Requirements:
Working from the line that contains "Convert this document image to plain text." to the final line, transcribe each line exactly. No pictures belong in the copy.

● ● ● ● ●

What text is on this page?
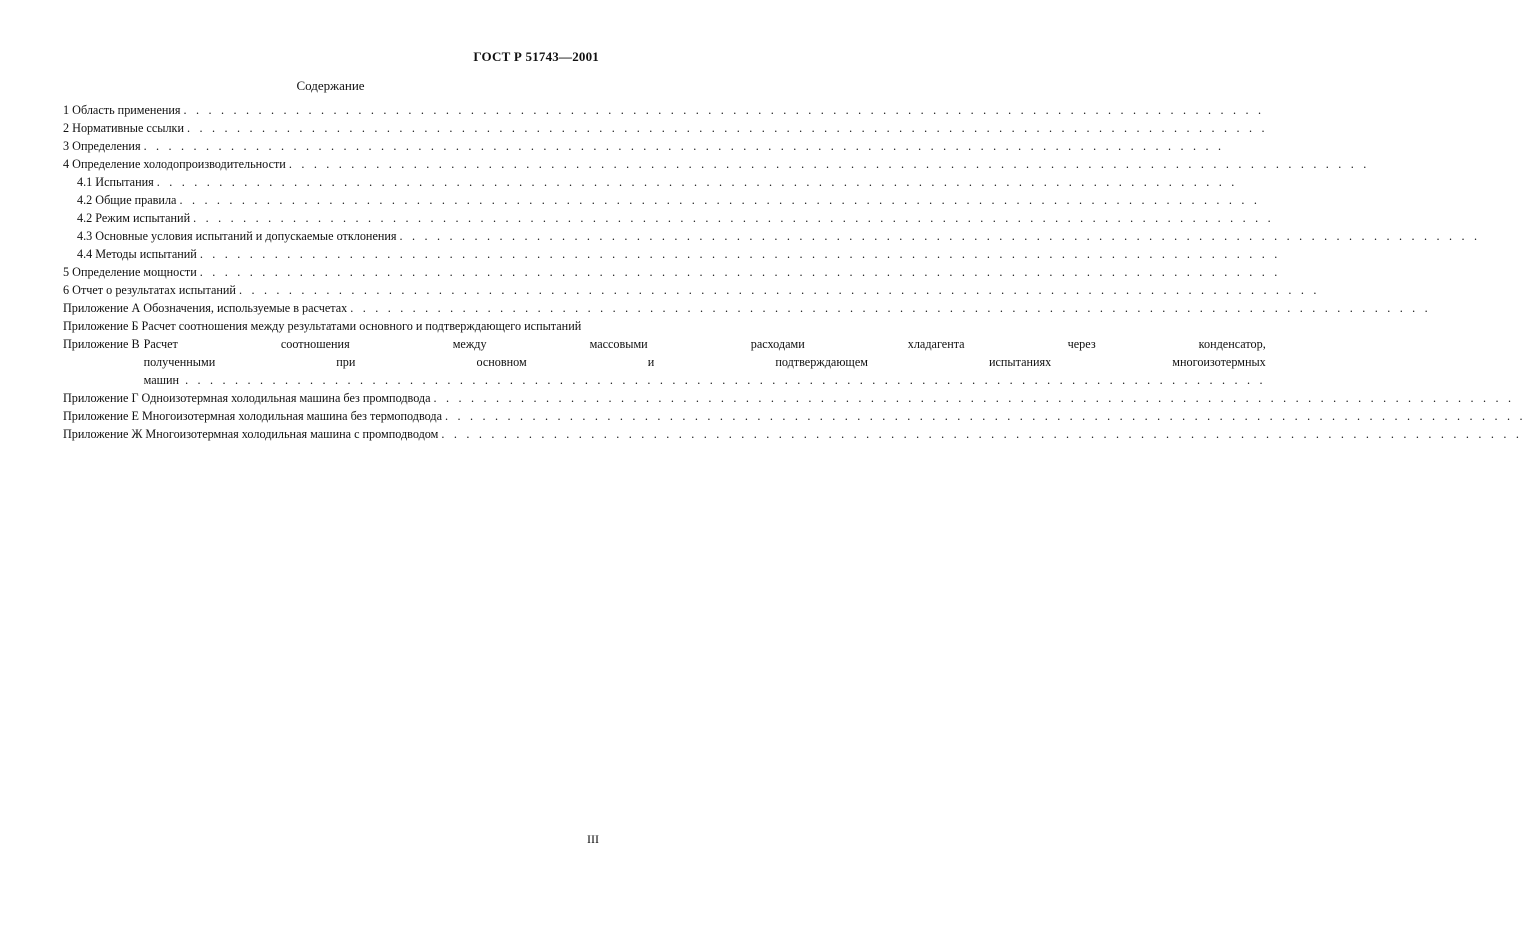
ГОСТ Р 51743—2001
Содержание
1 Область применения
. . .
2 Нормативные ссылки
. . .
3 Определения
. . .
4 Определение холодопроизводительности
. . .
4.1 Испытания
. . .
4.2 Общие правила
. . .
4.2 Режим испытаний
. . .
4.3 Основные условия испытаний и допускаемые отклонения
. . .
4.4 Методы испытаний
. . .
5 Определение мощности
. . .
6 Отчет о результатах испытаний
. . .
Приложение А Обозначения, используемые в расчетах
. . .
Приложение Б Расчет соотношения между результатами основного и подтверждающего испытаний
Приложение В Расчет соотношения между массовыми расходами хладагента через конденсатор,
полученными при основном и подтверждающем испытаниях многоизотермных
машин
. . .
Приложение Г Одноизотермная холодильная машина без промподвода
. . .
Приложение Е Многоизотермная холодильная машина без термоподвода
. . .
Приложение Ж Многоизотермная холодильная машина с промподводом
. . .
III
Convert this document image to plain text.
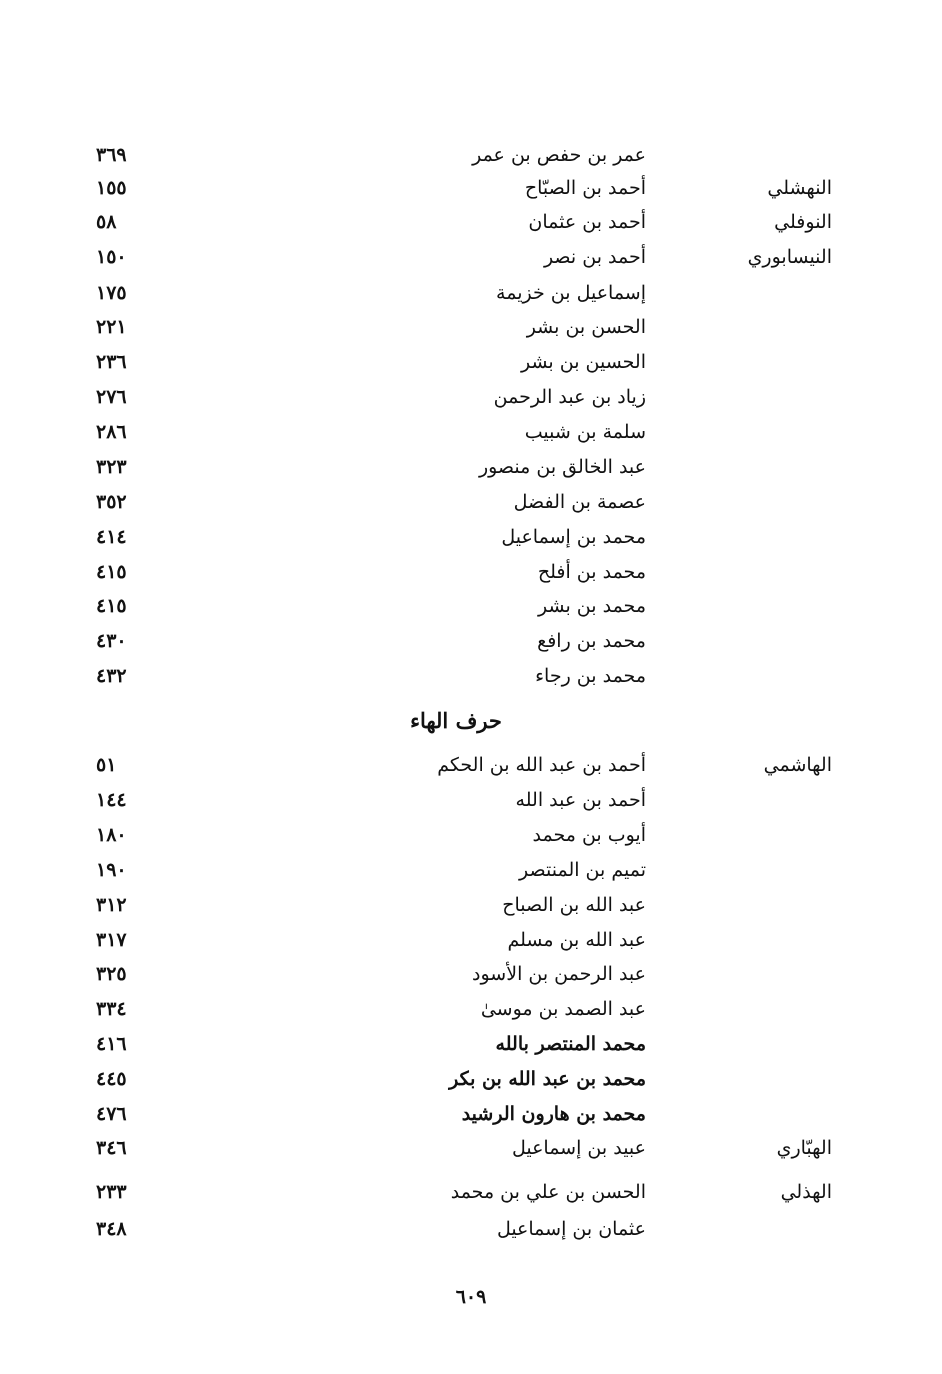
عمر بن حفص بن عمر
٣٦٩
النهشلي
أحمد بن الصبّاح
١٥٥
النوفلي
أحمد بن عثمان
٥٨
النيسابوري
أحمد بن نصر
١٥٠
إسماعيل بن خزيمة
١٧٥
الحسن بن بشر
٢٢١
الحسين بن بشر
٢٣٦
زياد بن عبد الرحمن
٢٧٦
سلمة بن شبيب
٢٨٦
عبد الخالق بن منصور
٣٢٣
عصمة بن الفضل
٣٥٢
محمد بن إسماعيل
٤١٤
محمد بن أفلح
٤١٥
محمد بن بشر
٤١٥
محمد بن رافع
٤٣٠
محمد بن رجاء
٤٣٢
الهاشمي
أحمد بن عبد الله بن الحكم
٥١
أحمد بن عبد الله
١٤٤
أيوب بن محمد
١٨٠
تميم بن المنتصر
١٩٠
عبد الله بن الصباح
٣١٢
عبد الله بن مسلم
٣١٧
عبد الرحمن بن الأسود
٣٢٥
عبد الصمد بن موسىٰ
٣٣٤
محمد المنتصر بالله
٤١٦
محمد بن عبد الله بن بكر
٤٤٥
محمد بن هارون الرشيد
٤٧٦
الهبّاري
عبيد بن إسماعيل
٣٤٦
الهذلي
الحسن بن علي بن محمد
٢٣٣
عثمان بن إسماعيل
٣٤٨
حرف الهاء
٦٠٩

● ● ● ● ●

Worked answer:
Convert this document image to plain text.
عمر بن حفص بن عمر
٣٦٩
النهشلي
أحمد بن الصبّاح
١٥٥
النوفلي
أحمد بن عثمان
٥٨
النيسابوري
أحمد بن نصر
١٥٠
إسماعيل بن خزيمة
١٧٥
الحسن بن بشر
٢٢١
الحسين بن بشر
٢٣٦
زياد بن عبد الرحمن
٢٧٦
سلمة بن شبيب
٢٨٦
عبد الخالق بن منصور
٣٢٣
عصمة بن الفضل
٣٥٢
محمد بن إسماعيل
٤١٤
محمد بن أفلح
٤١٥
محمد بن بشر
٤١٥
محمد بن رافع
٤٣٠
محمد بن رجاء
٤٣٢
الهاشمي
أحمد بن عبد الله بن الحكم
٥١
أحمد بن عبد الله
١٤٤
أيوب بن محمد
١٨٠
تميم بن المنتصر
١٩٠
عبد الله بن الصباح
٣١٢
عبد الله بن مسلم
٣١٧
عبد الرحمن بن الأسود
٣٢٥
عبد الصمد بن موسىٰ
٣٣٤
محمد المنتصر بالله
٤١٦
محمد بن عبد الله بن بكر
٤٤٥
محمد بن هارون الرشيد
٤٧٦
الهبّاري
عبيد بن إسماعيل
٣٤٦
الهذلي
الحسن بن علي بن محمد
٢٣٣
عثمان بن إسماعيل
٣٤٨
حرف الهاء
٦٠٩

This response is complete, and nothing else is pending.